▼▼▼

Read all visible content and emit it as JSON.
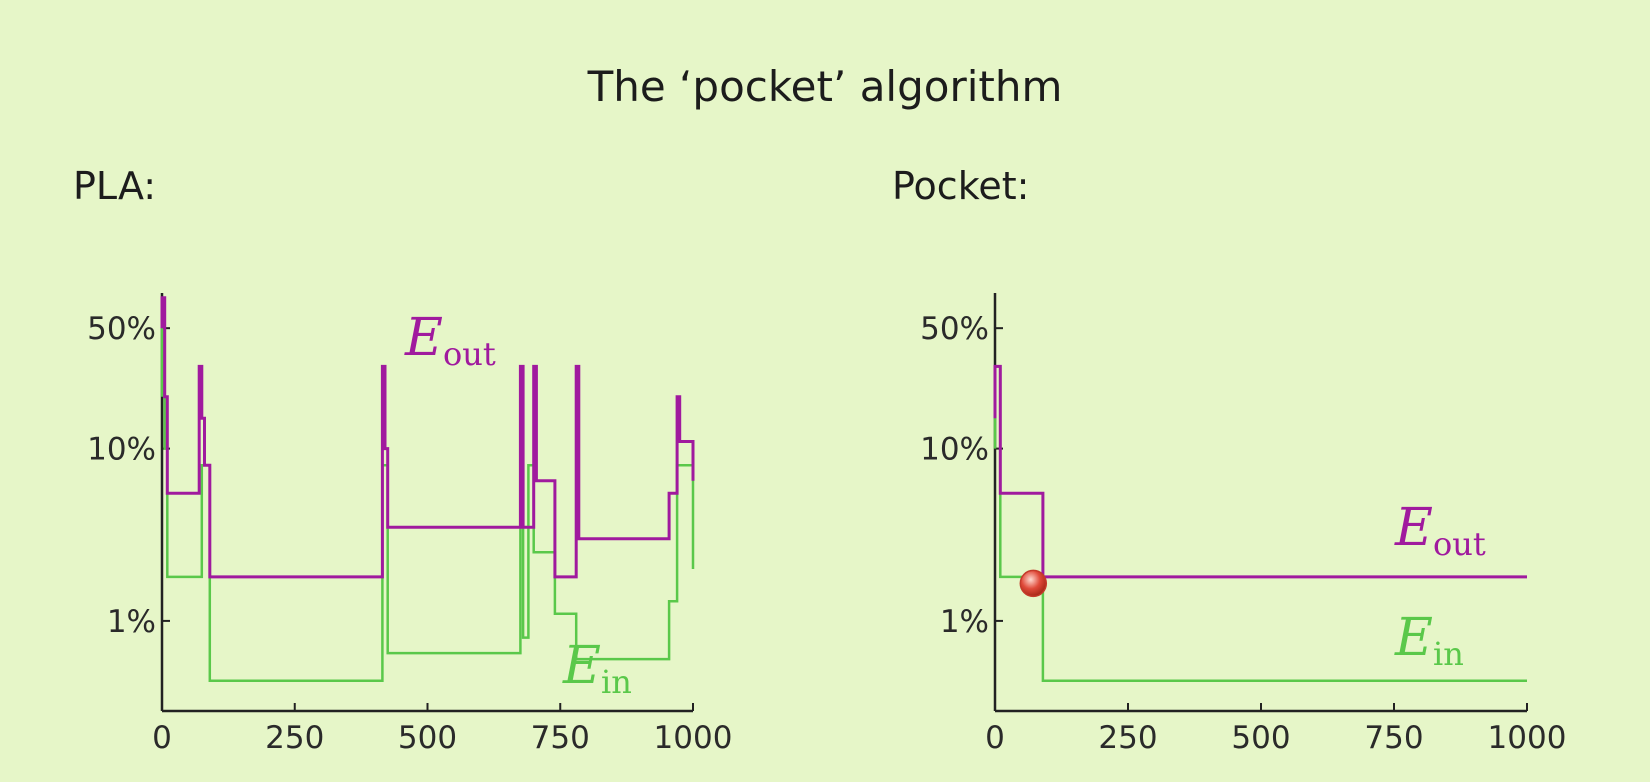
{
  "slide": {
    "title": "The ‘pocket’ algorithm"
  },
  "chart_data": [
    {
      "type": "line",
      "panel_label": "PLA:",
      "xlim": [
        0,
        1000
      ],
      "ylog": true,
      "xticks": [
        0,
        250,
        500,
        750,
        1000
      ],
      "xtick_labels": [
        "0",
        "250",
        "500",
        "750",
        "1000"
      ],
      "yticks": [
        50,
        10,
        1
      ],
      "ytick_labels": [
        "50%",
        "10%",
        "1%"
      ],
      "series": [
        {
          "name": "E",
          "sub": "out",
          "color": "#a01a9e",
          "x": [
            0,
            0,
            5,
            5,
            10,
            10,
            70,
            70,
            75,
            75,
            80,
            80,
            90,
            90,
            415,
            415,
            420,
            420,
            425,
            425,
            675,
            675,
            680,
            680,
            700,
            700,
            705,
            705,
            740,
            740,
            780,
            780,
            785,
            785,
            790,
            790,
            955,
            955,
            970,
            970,
            975,
            975,
            985,
            985,
            1000,
            1000
          ],
          "y": [
            50,
            75,
            75,
            20,
            20,
            5.5,
            5.5,
            30,
            30,
            15,
            15,
            8,
            8,
            1.8,
            1.8,
            30,
            30,
            10,
            10,
            3.5,
            3.5,
            30,
            30,
            3.5,
            3.5,
            30,
            30,
            6.5,
            6.5,
            1.8,
            1.8,
            30,
            30,
            3,
            3,
            3,
            3,
            5.5,
            5.5,
            20,
            20,
            11,
            11,
            11,
            11,
            6.5
          ]
        },
        {
          "name": "E",
          "sub": "in",
          "color": "#5ac84a",
          "x": [
            0,
            0,
            5,
            5,
            10,
            10,
            75,
            75,
            90,
            90,
            415,
            415,
            420,
            420,
            425,
            425,
            675,
            675,
            680,
            680,
            690,
            690,
            700,
            700,
            710,
            710,
            740,
            740,
            780,
            780,
            790,
            790,
            955,
            955,
            970,
            970,
            985,
            985,
            1000,
            1000
          ],
          "y": [
            20,
            75,
            75,
            10,
            10,
            1.8,
            1.8,
            8,
            8,
            0.45,
            0.45,
            8,
            8,
            8,
            8,
            0.65,
            0.65,
            8,
            8,
            0.8,
            0.8,
            8,
            8,
            2.5,
            2.5,
            2.5,
            2.5,
            1.1,
            1.1,
            0.6,
            0.6,
            0.6,
            0.6,
            1.3,
            1.3,
            8,
            8,
            8,
            8,
            2
          ]
        }
      ]
    },
    {
      "type": "line",
      "panel_label": "Pocket:",
      "xlim": [
        0,
        1000
      ],
      "ylog": true,
      "xticks": [
        0,
        250,
        500,
        750,
        1000
      ],
      "xtick_labels": [
        "0",
        "250",
        "500",
        "750",
        "1000"
      ],
      "yticks": [
        50,
        10,
        1
      ],
      "ytick_labels": [
        "50%",
        "10%",
        "1%"
      ],
      "marker": {
        "x": 72,
        "y": 1.65,
        "color": "#e04a3a"
      },
      "series": [
        {
          "name": "E",
          "sub": "out",
          "color": "#a01a9e",
          "x": [
            0,
            0,
            10,
            10,
            90,
            90,
            1000
          ],
          "y": [
            15,
            30,
            30,
            5.5,
            5.5,
            1.8,
            1.8
          ]
        },
        {
          "name": "E",
          "sub": "in",
          "color": "#5ac84a",
          "x": [
            0,
            0,
            10,
            10,
            90,
            90,
            1000
          ],
          "y": [
            10,
            30,
            30,
            1.8,
            1.8,
            0.45,
            0.45
          ]
        }
      ]
    }
  ]
}
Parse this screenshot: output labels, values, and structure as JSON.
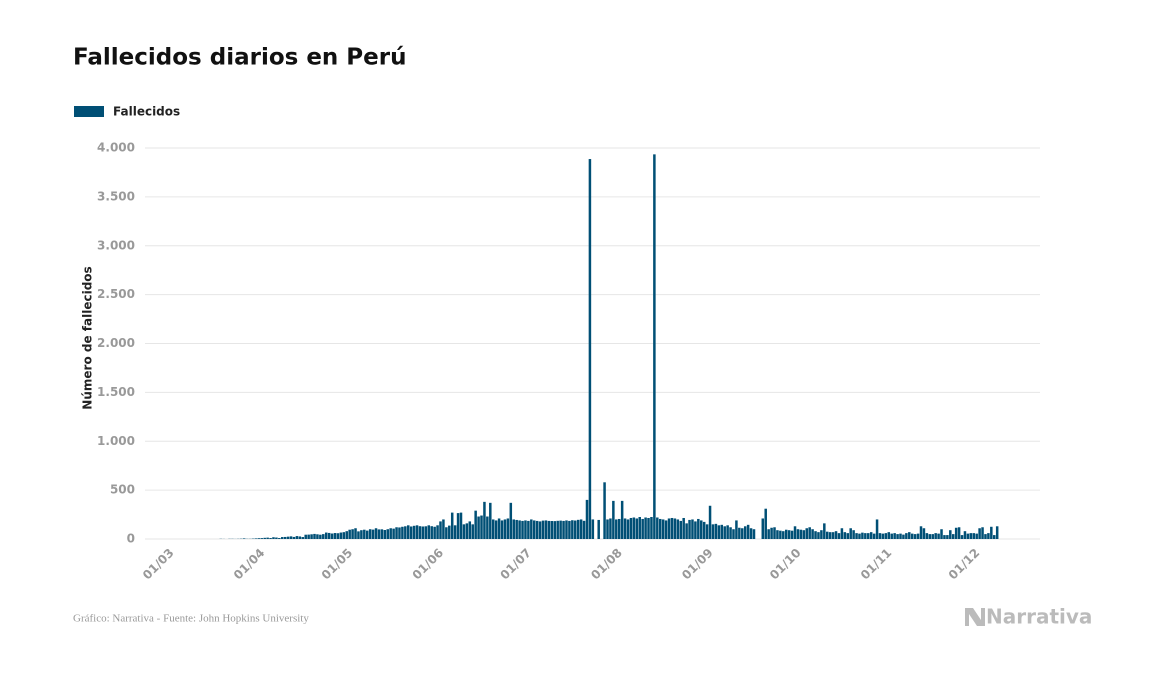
{
  "chart_data": {
    "type": "bar",
    "title": "Fallecidos diarios en Perú",
    "y_label": "Número de fallecidos",
    "source": "Gráfico: Narrativa - Fuente: John Hopkins University",
    "brand": "Narrativa",
    "color": "#004f75",
    "grid": true,
    "legend": "top-left",
    "series": [
      {
        "name": "Fallecidos",
        "color": "#004f75",
        "values": [
          0,
          0,
          0,
          0,
          0,
          0,
          0,
          0,
          0,
          0,
          0,
          0,
          0,
          0,
          0,
          0,
          0,
          0,
          2,
          1,
          0,
          2,
          2,
          1,
          2,
          3,
          6,
          2,
          2,
          4,
          6,
          8,
          9,
          12,
          14,
          10,
          18,
          15,
          10,
          20,
          21,
          24,
          27,
          21,
          30,
          26,
          20,
          44,
          45,
          48,
          52,
          48,
          44,
          50,
          66,
          62,
          56,
          61,
          59,
          66,
          70,
          80,
          95,
          100,
          110,
          78,
          90,
          95,
          86,
          100,
          96,
          110,
          98,
          99,
          92,
          100,
          110,
          106,
          120,
          118,
          125,
          130,
          140,
          128,
          135,
          140,
          131,
          128,
          130,
          140,
          131,
          125,
          140,
          180,
          200,
          120,
          137,
          270,
          140,
          265,
          270,
          150,
          160,
          180,
          150,
          290,
          230,
          240,
          380,
          230,
          370,
          200,
          190,
          210,
          190,
          200,
          210,
          370,
          200,
          195,
          190,
          185,
          190,
          185,
          200,
          190,
          185,
          180,
          188,
          190,
          185,
          184,
          183,
          186,
          188,
          185,
          190,
          185,
          192,
          189,
          196,
          200,
          186,
          400,
          3887,
          200,
          0,
          195,
          0,
          580,
          200,
          210,
          390,
          200,
          205,
          390,
          210,
          200,
          215,
          220,
          210,
          225,
          205,
          220,
          215,
          225,
          3935,
          220,
          205,
          200,
          190,
          210,
          215,
          210,
          200,
          185,
          215,
          160,
          195,
          200,
          180,
          205,
          190,
          175,
          150,
          340,
          150,
          155,
          140,
          145,
          130,
          140,
          120,
          100,
          190,
          115,
          110,
          130,
          145,
          110,
          100,
          0,
          0,
          210,
          310,
          100,
          115,
          120,
          90,
          85,
          80,
          95,
          90,
          85,
          130,
          100,
          95,
          90,
          110,
          120,
          100,
          80,
          70,
          90,
          160,
          75,
          70,
          70,
          80,
          60,
          110,
          70,
          60,
          110,
          90,
          60,
          55,
          65,
          60,
          60,
          70,
          55,
          200,
          60,
          55,
          60,
          70,
          55,
          60,
          50,
          55,
          45,
          60,
          70,
          55,
          50,
          55,
          130,
          110,
          60,
          50,
          50,
          60,
          55,
          100,
          40,
          40,
          90,
          50,
          115,
          120,
          40,
          80,
          55,
          60,
          60,
          55,
          110,
          120,
          50,
          60,
          125,
          40,
          130
        ]
      }
    ],
    "categories": [
      "01/03",
      null,
      null,
      null,
      null,
      null,
      null,
      null,
      null,
      null,
      null,
      null,
      null,
      null,
      null,
      null,
      null,
      null,
      null,
      null,
      null,
      null,
      null,
      null,
      null,
      null,
      null,
      null,
      null,
      null,
      null,
      "01/04",
      null,
      null,
      null,
      null,
      null,
      null,
      null,
      null,
      null,
      null,
      null,
      null,
      null,
      null,
      null,
      null,
      null,
      null,
      null,
      null,
      null,
      null,
      null,
      null,
      null,
      null,
      null,
      null,
      null,
      "01/05",
      null,
      null,
      null,
      null,
      null,
      null,
      null,
      null,
      null,
      null,
      null,
      null,
      null,
      null,
      null,
      null,
      null,
      null,
      null,
      null,
      null,
      null,
      null,
      null,
      null,
      null,
      null,
      null,
      null,
      null,
      "01/06",
      null,
      null,
      null,
      null,
      null,
      null,
      null,
      null,
      null,
      null,
      null,
      null,
      null,
      null,
      null,
      null,
      null,
      null,
      null,
      null,
      null,
      null,
      null,
      null,
      null,
      null,
      null,
      null,
      null,
      "01/07",
      null,
      null,
      null,
      null,
      null,
      null,
      null,
      null,
      null,
      null,
      null,
      null,
      null,
      null,
      null,
      null,
      null,
      null,
      null,
      null,
      null,
      null,
      null,
      null,
      null,
      null,
      null,
      null,
      null,
      null,
      "01/08",
      null,
      null,
      null,
      null,
      null,
      null,
      null,
      null,
      null,
      null,
      null,
      null,
      null,
      null,
      null,
      null,
      null,
      null,
      null,
      null,
      null,
      null,
      null,
      null,
      null,
      null,
      null,
      null,
      null,
      null,
      "01/09",
      null,
      null,
      null,
      null,
      null,
      null,
      null,
      null,
      null,
      null,
      null,
      null,
      null,
      null,
      null,
      null,
      null,
      null,
      null,
      null,
      null,
      null,
      null,
      null,
      null,
      null,
      null,
      null,
      null,
      "01/10",
      null,
      null,
      null,
      null,
      null,
      null,
      null,
      null,
      null,
      null,
      null,
      null,
      null,
      null,
      null,
      null,
      null,
      null,
      null,
      null,
      null,
      null,
      null,
      null,
      null,
      null,
      null,
      null,
      null,
      null,
      "01/11",
      null,
      null,
      null,
      null,
      null,
      null,
      null,
      null,
      null,
      null,
      null,
      null,
      null,
      null,
      null,
      null,
      null,
      null,
      null,
      null,
      null,
      null,
      null,
      null,
      null,
      null,
      null,
      null,
      null,
      "01/12",
      null,
      null,
      null,
      null,
      null,
      null,
      null,
      null
    ],
    "ylim": [
      0,
      4000
    ],
    "yticks": [
      0,
      500,
      {
        "value": 1000,
        "label": "1.000"
      },
      {
        "value": 1500,
        "label": "1.500"
      },
      {
        "value": 2000,
        "label": "2.000"
      },
      {
        "value": 2500,
        "label": "2.500"
      },
      {
        "value": 3000,
        "label": "3.000"
      },
      {
        "value": 3500,
        "label": "3.500"
      },
      {
        "value": 4000,
        "label": "4.000"
      }
    ]
  }
}
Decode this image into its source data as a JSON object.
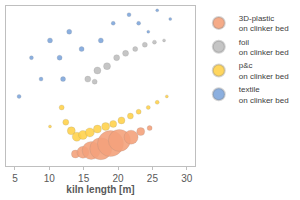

▲▲▲

=== THE EXERCISE ===
Find every line with "Narrativa" in the listing and state how many there are, nothing else.

=== ANSWER TO THE TASK ===
2